[Data entries]

--------

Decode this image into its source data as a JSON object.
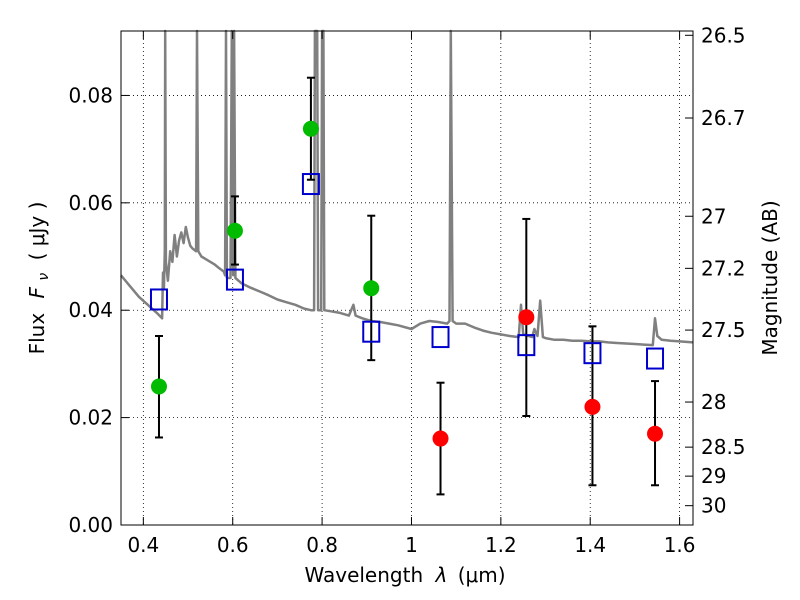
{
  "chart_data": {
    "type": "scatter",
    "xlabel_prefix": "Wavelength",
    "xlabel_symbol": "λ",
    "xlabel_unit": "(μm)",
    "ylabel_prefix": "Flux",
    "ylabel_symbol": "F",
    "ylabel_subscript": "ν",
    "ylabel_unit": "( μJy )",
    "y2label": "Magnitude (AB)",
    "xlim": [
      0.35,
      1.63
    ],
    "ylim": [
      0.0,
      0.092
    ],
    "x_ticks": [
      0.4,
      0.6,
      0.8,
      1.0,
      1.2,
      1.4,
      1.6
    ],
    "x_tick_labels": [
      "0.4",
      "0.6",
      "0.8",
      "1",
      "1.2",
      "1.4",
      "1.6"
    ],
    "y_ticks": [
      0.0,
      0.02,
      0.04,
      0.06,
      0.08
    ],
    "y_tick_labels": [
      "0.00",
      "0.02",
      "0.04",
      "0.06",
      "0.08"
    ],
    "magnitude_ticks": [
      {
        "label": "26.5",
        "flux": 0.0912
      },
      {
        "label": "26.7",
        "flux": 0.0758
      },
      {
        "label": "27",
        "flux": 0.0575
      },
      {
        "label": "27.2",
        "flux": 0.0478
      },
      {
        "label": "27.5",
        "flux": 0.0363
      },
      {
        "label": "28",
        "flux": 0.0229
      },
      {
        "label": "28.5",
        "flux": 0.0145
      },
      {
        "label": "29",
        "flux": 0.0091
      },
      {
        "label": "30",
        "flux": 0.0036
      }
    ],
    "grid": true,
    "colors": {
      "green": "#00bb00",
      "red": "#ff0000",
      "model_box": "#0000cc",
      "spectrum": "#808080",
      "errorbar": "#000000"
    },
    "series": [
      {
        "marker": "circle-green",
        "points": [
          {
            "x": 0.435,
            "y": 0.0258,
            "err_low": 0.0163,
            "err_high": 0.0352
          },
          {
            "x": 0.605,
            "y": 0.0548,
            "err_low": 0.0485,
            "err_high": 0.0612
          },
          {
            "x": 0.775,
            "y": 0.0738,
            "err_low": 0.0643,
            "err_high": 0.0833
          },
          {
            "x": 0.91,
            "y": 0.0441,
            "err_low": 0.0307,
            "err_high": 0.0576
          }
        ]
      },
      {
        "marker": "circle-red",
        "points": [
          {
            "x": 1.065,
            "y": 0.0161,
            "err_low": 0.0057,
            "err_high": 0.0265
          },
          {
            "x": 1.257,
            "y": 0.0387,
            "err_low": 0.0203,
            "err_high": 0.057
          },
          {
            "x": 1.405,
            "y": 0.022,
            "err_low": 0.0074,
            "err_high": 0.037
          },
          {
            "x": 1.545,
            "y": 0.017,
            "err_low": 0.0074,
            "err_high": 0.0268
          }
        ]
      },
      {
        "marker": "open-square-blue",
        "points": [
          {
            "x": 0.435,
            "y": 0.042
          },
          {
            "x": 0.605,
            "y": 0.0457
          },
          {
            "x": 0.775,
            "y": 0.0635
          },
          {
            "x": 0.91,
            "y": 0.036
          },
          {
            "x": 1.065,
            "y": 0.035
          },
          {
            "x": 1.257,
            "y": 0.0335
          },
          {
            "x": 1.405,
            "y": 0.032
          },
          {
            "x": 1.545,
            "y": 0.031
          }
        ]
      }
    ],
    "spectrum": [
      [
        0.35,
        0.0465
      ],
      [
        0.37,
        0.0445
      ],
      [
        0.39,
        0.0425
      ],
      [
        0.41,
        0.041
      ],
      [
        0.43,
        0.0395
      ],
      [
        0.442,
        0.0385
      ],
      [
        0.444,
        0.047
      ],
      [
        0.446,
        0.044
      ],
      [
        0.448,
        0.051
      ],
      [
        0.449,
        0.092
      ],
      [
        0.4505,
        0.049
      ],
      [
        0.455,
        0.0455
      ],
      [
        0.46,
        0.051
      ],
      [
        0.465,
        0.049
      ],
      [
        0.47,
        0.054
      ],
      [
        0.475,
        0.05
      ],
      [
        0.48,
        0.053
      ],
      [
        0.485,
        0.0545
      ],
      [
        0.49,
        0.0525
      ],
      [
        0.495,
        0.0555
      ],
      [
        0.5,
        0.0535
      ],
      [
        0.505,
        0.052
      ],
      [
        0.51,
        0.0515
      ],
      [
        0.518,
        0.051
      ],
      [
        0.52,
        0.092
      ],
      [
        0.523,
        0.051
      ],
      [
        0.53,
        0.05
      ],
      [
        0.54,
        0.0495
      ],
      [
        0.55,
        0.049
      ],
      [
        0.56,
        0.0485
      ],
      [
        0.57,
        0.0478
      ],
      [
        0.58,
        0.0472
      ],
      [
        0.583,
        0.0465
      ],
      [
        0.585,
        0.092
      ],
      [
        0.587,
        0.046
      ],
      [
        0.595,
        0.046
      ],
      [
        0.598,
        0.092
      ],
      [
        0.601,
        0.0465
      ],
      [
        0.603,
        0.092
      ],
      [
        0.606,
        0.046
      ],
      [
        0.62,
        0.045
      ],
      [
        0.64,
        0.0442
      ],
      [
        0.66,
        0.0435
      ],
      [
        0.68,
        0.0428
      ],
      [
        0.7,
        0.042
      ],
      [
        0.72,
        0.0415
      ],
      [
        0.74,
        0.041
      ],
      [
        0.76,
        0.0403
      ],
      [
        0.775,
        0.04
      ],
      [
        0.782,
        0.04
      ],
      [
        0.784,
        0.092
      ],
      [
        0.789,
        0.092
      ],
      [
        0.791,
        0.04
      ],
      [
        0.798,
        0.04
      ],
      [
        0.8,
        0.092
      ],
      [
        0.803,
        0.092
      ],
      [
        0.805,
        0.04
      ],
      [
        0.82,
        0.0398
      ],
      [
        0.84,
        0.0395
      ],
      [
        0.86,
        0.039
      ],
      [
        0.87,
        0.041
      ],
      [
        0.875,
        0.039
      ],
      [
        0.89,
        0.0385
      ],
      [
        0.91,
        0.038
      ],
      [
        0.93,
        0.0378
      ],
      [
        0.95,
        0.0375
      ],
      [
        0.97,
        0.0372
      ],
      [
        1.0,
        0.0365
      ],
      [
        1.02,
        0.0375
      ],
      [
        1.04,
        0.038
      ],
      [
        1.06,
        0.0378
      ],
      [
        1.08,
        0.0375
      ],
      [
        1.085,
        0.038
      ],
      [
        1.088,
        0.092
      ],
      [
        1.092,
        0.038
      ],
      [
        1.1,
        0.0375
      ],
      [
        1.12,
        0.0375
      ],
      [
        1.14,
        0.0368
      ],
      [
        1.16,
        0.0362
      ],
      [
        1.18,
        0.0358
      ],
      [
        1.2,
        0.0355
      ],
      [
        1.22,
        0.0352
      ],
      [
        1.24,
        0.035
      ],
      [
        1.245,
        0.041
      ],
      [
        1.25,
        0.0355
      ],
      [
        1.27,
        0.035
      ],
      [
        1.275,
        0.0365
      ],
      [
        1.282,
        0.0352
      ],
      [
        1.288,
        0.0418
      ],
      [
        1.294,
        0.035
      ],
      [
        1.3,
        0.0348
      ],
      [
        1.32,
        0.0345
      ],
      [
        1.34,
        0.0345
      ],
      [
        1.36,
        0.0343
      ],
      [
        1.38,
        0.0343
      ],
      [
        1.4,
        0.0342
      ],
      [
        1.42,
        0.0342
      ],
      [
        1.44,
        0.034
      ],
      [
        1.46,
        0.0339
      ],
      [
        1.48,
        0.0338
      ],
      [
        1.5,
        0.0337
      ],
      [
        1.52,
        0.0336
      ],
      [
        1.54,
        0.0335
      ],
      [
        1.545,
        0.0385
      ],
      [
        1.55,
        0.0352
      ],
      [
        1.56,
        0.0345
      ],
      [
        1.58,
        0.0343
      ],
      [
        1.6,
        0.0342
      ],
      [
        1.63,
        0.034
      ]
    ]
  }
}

--------

In the entries above, locate every line with the word "circle" and copy it.

        "marker": "circle-green",
        "marker": "circle-red",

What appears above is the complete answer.